• **EXERCISE 1**: Please print the whole warrant passage on fractional shares and securities-law compliance, word for word.

• **SELECTED EXCERPT**:

=====

6. Fractional Shares. No fractional shares of Series Preferred will be
-----------------
issued in connection with any exercise hereunder, but in lieu of such fractional
shares the Company shall make a cash payment therefor based on the fair market
value of the Series Preferred on the date of exercise as reasonably determined
in good faith by the Company's Board of Directors.
7. Compliance with Act; Disposition of Warrant or Shares of Series
---------------------------------------------------------------
Preferred.
---------
(a) Compliance with Act. The holder of this Warrant, by acceptance
-------------------
hereof, agrees that this Warrant, and the shares of Series Preferred to be
issued upon exercise hereof and any Common Stock issued upon conversion thereof
are being acquired for investment and that such holder will not offer, sell or
otherwise dispose of this Warrant, or any shares of Series Preferred to be
issued upon exercise hereof or any Common Stock issued upon conversion thereof
except under circumstances which will not result in a violation of the Act or
any applicable state securities laws. Upon exercise of this Warrant, unless the
Shares being acquired are registered under the Act and any applicable state
securities laws or an exemption from such registration is available, the holder
hereof shall confirm in writing that the shares of Series Preferred so purchased
(and any shares of Common Stock issued upon conversion thereof) are being
acquired for investment and not with a view toward distribution or resale in
violation of the Act and shall confirm such other matters related thereto as may
be reasonably requested by the Company. This Warrant and all shares of Series
Preferred issued upon exercise of this Warrant and all shares of Common Stock
issued upon conversion thereof (unless registered under the Act and any
applicable state securities laws) shall be stamped or imprinted with a legend in
substantially the following form:
"THE SECURITIES EVIDENCED HEREBY HAVE NOT BEEN REGISTERED UNDER THE SECURITIES
ACT OF 1933, AS AMENDED, OR ANY STATE SECURITIES LAWS. NO SALE OR DISPOSITION
MAY BE EFFECTED WITHOUT (i) EFFECTIVE REGISTRATION STATEMENTS RELATED THERETO,
(ii) AN OPINION OF COUNSEL OR OTHER EVIDENCE, REASONABLY SATISFACTORY TO THE
COMPANY, THAT SUCH REGISTRATIONS ARE NOT REQUIRED, (iii) RECEIPT OF NO-ACTION
LETTERS FROM THE APPROPRIATE GOVERNMENTAL AUTHORITIES, OR (iv) OTHERWISE
COMPLYING WITH THE PROVISIONS OF SECTION 7 OF THE WARRANT UNDER WHICH THESE
SECURITIES WERE ISSUED, DIRECTLY OR INDIRECTLY."

=====

• **EXERCISE MATERIALS**:

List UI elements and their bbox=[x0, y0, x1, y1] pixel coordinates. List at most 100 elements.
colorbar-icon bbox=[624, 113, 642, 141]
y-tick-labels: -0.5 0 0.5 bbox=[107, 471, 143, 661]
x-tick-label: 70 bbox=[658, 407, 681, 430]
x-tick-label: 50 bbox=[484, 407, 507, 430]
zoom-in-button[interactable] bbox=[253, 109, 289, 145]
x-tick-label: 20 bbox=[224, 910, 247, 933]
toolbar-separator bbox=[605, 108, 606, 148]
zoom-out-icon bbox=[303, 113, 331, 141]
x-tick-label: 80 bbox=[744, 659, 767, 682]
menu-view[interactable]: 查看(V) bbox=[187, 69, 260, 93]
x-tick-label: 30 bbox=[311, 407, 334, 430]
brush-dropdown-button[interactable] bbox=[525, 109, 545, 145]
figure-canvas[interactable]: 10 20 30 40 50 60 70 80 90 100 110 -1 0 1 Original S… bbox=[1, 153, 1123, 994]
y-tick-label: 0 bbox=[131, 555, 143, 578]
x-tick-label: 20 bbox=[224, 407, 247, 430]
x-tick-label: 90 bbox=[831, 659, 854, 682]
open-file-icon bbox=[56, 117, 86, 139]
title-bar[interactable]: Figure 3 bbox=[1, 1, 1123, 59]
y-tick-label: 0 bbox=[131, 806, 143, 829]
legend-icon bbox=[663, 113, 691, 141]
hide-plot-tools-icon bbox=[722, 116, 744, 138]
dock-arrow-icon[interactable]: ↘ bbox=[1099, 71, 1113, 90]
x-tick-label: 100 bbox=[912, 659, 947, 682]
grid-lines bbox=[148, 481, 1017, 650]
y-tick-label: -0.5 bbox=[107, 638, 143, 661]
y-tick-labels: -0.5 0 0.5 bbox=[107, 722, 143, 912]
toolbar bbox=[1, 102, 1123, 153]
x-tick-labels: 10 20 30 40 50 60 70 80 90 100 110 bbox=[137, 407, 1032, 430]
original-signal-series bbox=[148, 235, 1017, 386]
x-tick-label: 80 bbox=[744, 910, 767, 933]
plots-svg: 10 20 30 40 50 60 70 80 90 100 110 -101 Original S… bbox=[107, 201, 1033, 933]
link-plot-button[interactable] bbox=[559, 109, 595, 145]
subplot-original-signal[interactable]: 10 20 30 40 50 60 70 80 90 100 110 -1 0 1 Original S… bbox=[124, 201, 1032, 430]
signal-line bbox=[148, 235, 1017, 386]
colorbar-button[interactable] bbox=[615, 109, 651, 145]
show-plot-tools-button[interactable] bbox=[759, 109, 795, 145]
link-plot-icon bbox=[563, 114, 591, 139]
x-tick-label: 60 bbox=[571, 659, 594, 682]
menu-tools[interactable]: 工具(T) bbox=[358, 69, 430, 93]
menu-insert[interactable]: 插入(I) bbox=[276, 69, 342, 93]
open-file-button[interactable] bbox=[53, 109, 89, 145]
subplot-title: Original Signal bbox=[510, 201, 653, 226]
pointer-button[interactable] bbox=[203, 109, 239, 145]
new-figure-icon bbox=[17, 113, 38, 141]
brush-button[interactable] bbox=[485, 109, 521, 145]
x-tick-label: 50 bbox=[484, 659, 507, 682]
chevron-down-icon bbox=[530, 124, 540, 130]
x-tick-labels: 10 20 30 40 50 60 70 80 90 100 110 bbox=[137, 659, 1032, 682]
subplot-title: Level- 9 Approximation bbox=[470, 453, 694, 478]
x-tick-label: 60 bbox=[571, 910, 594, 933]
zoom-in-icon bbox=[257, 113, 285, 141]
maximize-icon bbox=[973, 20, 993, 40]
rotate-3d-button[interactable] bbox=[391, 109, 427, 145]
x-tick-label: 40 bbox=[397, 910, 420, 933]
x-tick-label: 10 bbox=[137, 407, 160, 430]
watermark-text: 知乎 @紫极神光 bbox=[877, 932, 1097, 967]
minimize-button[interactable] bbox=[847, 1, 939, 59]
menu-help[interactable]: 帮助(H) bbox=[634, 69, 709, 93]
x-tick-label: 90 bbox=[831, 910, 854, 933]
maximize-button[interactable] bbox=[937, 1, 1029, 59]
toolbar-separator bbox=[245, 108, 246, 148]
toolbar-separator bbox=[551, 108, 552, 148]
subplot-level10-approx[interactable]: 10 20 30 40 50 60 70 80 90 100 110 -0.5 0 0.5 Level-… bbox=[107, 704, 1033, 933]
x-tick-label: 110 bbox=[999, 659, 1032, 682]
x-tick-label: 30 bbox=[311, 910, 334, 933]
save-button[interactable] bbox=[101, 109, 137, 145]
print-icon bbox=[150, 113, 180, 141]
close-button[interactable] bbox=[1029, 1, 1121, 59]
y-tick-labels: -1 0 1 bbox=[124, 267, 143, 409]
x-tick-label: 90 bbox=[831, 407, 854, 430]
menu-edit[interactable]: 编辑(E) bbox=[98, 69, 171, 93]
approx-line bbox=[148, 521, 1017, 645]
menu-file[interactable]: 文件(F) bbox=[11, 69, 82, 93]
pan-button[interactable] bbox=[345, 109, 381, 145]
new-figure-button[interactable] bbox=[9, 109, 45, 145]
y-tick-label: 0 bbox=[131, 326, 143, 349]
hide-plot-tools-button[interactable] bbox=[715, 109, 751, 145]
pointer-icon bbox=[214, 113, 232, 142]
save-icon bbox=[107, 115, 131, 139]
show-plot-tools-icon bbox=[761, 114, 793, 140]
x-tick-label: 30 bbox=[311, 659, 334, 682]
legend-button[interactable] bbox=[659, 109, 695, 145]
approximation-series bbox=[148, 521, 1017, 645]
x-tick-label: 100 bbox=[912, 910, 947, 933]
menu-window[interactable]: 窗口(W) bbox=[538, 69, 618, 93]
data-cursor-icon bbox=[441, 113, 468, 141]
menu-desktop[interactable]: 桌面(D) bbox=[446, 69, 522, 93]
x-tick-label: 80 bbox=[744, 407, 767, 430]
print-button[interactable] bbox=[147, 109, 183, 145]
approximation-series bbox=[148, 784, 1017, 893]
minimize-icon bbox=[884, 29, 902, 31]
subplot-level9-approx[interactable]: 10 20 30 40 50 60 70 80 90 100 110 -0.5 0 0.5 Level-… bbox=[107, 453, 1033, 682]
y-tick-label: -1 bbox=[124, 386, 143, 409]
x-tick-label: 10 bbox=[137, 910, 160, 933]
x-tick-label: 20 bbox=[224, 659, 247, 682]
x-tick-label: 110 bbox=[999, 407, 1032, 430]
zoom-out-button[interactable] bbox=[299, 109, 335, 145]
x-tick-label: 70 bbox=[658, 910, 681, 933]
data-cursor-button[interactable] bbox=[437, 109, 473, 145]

=====

• **EXERCISE 2**: Output the part of the listing that opens with its first line and closes with the line containing "x-tick-label: 20 bbox=[224, 910, 247, 933]", both ends included, reproducing those lines unchanged and nothing more.

• **RESULT 1**:
6. Fractional Shares. No fractional shares of Series Preferred will be
-----------------
issued in connection with any exercise hereunder, but in lieu of such fractional
shares the Company shall make a cash payment therefor based on the fair market
value of the Series Preferred on the date of exercise as reasonably determined
in good faith by the Company's Board of Directors.
7. Compliance with Act; Disposition of Warrant or Shares of Series
---------------------------------------------------------------
Preferred.
---------
(a) Compliance with Act. The holder of this Warrant, by acceptance
-------------------
hereof, agrees that this Warrant, and the shares of Series Preferred to be
issued upon exercise hereof and any Common Stock issued upon conversion thereof
are being acquired for investment and that such holder will not offer, sell or
otherwise dispose of this Warrant, or any shares of Series Preferred to be
issued upon exercise hereof or any Common Stock issued upon conversion thereof
except under circumstances which will not result in a violation of the Act or
any applicable state securities laws. Upon exercise of this Warrant, unless the
Shares being acquired are registered under the Act and any applicable state
securities laws or an exemption from such registration is available, the holder
hereof shall confirm in writing that the shares of Series Preferred so purchased
(and any shares of Common Stock issued upon conversion thereof) are being
acquired for investment and not with a view toward distribution or resale in
violation of the Act and shall confirm such other matters related thereto as may
be reasonably requested by the Company. This Warrant and all shares of Series
Preferred issued upon exercise of this Warrant and all shares of Common Stock
issued upon conversion thereof (unless registered under the Act and any
applicable state securities laws) shall be stamped or imprinted with a legend in
substantially the following form:
"THE SECURITIES EVIDENCED HEREBY HAVE NOT BEEN REGISTERED UNDER THE SECURITIES
ACT OF 1933, AS AMENDED, OR ANY STATE SECURITIES LAWS. NO SALE OR DISPOSITION
MAY BE EFFECTED WITHOUT (i) EFFECTIVE REGISTRATION STATEMENTS RELATED THERETO,
(ii) AN OPINION OF COUNSEL OR OTHER EVIDENCE, REASONABLY SATISFACTORY TO THE
COMPANY, THAT SUCH REGISTRATIONS ARE NOT REQUIRED, (iii) RECEIPT OF NO-ACTION
LETTERS FROM THE APPROPRIATE GOVERNMENTAL AUTHORITIES, OR (iv) OTHERWISE
COMPLYING WITH THE PROVISIONS OF SECTION 7 OF THE WARRANT UNDER WHICH THESE
SECURITIES WERE ISSUED, DIRECTLY OR INDIRECTLY."

• **RESULT 2**:
List UI elements and their bbox=[x0, y0, x1, y1] pixel coordinates. List at most 100 elements.
colorbar-icon bbox=[624, 113, 642, 141]
y-tick-labels: -0.5 0 0.5 bbox=[107, 471, 143, 661]
x-tick-label: 70 bbox=[658, 407, 681, 430]
x-tick-label: 50 bbox=[484, 407, 507, 430]
zoom-in-button[interactable] bbox=[253, 109, 289, 145]
x-tick-label: 20 bbox=[224, 910, 247, 933]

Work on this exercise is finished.